-- BEGIN Data for this exercise --
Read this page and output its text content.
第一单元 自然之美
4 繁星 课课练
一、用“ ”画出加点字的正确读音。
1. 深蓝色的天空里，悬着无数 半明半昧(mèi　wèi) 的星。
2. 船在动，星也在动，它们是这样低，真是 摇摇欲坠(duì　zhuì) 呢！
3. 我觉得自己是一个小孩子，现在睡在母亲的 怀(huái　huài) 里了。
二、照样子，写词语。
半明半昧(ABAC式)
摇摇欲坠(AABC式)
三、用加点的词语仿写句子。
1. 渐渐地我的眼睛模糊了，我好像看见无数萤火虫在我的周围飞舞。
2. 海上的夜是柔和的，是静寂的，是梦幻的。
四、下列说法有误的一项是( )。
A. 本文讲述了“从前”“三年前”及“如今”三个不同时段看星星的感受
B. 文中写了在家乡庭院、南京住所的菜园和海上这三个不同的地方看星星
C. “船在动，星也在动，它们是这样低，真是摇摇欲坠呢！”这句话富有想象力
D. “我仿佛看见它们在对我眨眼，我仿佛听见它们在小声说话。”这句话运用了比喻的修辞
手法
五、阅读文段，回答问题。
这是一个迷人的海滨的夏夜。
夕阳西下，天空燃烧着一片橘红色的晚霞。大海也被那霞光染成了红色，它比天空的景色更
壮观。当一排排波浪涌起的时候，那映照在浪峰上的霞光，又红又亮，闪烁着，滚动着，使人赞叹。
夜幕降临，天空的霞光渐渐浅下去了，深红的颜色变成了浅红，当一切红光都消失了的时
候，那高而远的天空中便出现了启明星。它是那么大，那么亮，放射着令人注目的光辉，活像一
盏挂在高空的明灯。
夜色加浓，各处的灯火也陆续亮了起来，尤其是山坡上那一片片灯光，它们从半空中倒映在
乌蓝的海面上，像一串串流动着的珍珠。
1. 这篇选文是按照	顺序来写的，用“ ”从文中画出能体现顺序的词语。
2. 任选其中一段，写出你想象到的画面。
-- END Data for this exercise --
__Exercise requirements__:
Quote the whole listing above, leaving nothing out.

__The completed task__:
Read this page and output its text content.
第一单元 自然之美
4 繁星 课课练
一、用“ ”画出加点字的正确读音。
1. 深蓝色的天空里，悬着无数 半明半昧(mèi　wèi) 的星。
2. 船在动，星也在动，它们是这样低，真是 摇摇欲坠(duì　zhuì) 呢！
3. 我觉得自己是一个小孩子，现在睡在母亲的 怀(huái　huài) 里了。
二、照样子，写词语。
半明半昧(ABAC式)
摇摇欲坠(AABC式)
三、用加点的词语仿写句子。
1. 渐渐地我的眼睛模糊了，我好像看见无数萤火虫在我的周围飞舞。
2. 海上的夜是柔和的，是静寂的，是梦幻的。
四、下列说法有误的一项是( )。
A. 本文讲述了“从前”“三年前”及“如今”三个不同时段看星星的感受
B. 文中写了在家乡庭院、南京住所的菜园和海上这三个不同的地方看星星
C. “船在动，星也在动，它们是这样低，真是摇摇欲坠呢！”这句话富有想象力
D. “我仿佛看见它们在对我眨眼，我仿佛听见它们在小声说话。”这句话运用了比喻的修辞
手法
五、阅读文段，回答问题。
这是一个迷人的海滨的夏夜。
夕阳西下，天空燃烧着一片橘红色的晚霞。大海也被那霞光染成了红色，它比天空的景色更
壮观。当一排排波浪涌起的时候，那映照在浪峰上的霞光，又红又亮，闪烁着，滚动着，使人赞叹。
夜幕降临，天空的霞光渐渐浅下去了，深红的颜色变成了浅红，当一切红光都消失了的时
候，那高而远的天空中便出现了启明星。它是那么大，那么亮，放射着令人注目的光辉，活像一
盏挂在高空的明灯。
夜色加浓，各处的灯火也陆续亮了起来，尤其是山坡上那一片片灯光，它们从半空中倒映在
乌蓝的海面上，像一串串流动着的珍珠。
1. 这篇选文是按照	顺序来写的，用“ ”从文中画出能体现顺序的词语。
2. 任选其中一段，写出你想象到的画面。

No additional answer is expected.